## Challenge
Repeat the full listing, word for word.

===== Data shown =====

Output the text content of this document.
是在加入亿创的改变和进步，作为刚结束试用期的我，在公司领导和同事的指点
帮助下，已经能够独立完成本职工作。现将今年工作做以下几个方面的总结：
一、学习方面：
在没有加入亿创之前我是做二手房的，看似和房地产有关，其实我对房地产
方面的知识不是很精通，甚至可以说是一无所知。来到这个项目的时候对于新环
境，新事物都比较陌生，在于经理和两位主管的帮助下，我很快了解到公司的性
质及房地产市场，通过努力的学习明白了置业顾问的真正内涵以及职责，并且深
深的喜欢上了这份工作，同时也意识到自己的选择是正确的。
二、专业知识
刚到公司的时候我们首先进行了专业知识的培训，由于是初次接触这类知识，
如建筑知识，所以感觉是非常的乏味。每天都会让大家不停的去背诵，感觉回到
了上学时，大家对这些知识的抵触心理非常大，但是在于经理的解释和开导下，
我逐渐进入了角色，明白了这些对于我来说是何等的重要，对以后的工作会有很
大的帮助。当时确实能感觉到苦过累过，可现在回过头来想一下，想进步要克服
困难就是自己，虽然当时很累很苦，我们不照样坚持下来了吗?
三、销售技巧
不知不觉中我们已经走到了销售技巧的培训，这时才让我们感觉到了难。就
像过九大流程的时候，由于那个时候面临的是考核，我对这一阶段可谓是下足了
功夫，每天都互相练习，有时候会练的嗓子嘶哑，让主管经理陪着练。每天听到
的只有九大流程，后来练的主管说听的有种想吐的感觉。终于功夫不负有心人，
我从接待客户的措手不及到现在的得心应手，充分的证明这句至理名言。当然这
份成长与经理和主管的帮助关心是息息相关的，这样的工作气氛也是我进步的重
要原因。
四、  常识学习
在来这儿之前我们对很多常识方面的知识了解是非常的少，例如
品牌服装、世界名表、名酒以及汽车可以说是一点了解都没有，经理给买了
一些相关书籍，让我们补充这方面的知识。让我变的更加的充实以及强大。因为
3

=====

## Exercise result
Output the text content of this document.
是在加入亿创的改变和进步，作为刚结束试用期的我，在公司领导和同事的指点
帮助下，已经能够独立完成本职工作。现将今年工作做以下几个方面的总结：
一、学习方面：
在没有加入亿创之前我是做二手房的，看似和房地产有关，其实我对房地产
方面的知识不是很精通，甚至可以说是一无所知。来到这个项目的时候对于新环
境，新事物都比较陌生，在于经理和两位主管的帮助下，我很快了解到公司的性
质及房地产市场，通过努力的学习明白了置业顾问的真正内涵以及职责，并且深
深的喜欢上了这份工作，同时也意识到自己的选择是正确的。
二、专业知识
刚到公司的时候我们首先进行了专业知识的培训，由于是初次接触这类知识，
如建筑知识，所以感觉是非常的乏味。每天都会让大家不停的去背诵，感觉回到
了上学时，大家对这些知识的抵触心理非常大，但是在于经理的解释和开导下，
我逐渐进入了角色，明白了这些对于我来说是何等的重要，对以后的工作会有很
大的帮助。当时确实能感觉到苦过累过，可现在回过头来想一下，想进步要克服
困难就是自己，虽然当时很累很苦，我们不照样坚持下来了吗?
三、销售技巧
不知不觉中我们已经走到了销售技巧的培训，这时才让我们感觉到了难。就
像过九大流程的时候，由于那个时候面临的是考核，我对这一阶段可谓是下足了
功夫，每天都互相练习，有时候会练的嗓子嘶哑，让主管经理陪着练。每天听到
的只有九大流程，后来练的主管说听的有种想吐的感觉。终于功夫不负有心人，
我从接待客户的措手不及到现在的得心应手，充分的证明这句至理名言。当然这
份成长与经理和主管的帮助关心是息息相关的，这样的工作气氛也是我进步的重
要原因。
四、  常识学习
在来这儿之前我们对很多常识方面的知识了解是非常的少，例如
品牌服装、世界名表、名酒以及汽车可以说是一点了解都没有，经理给买了
一些相关书籍，让我们补充这方面的知识。让我变的更加的充实以及强大。因为
3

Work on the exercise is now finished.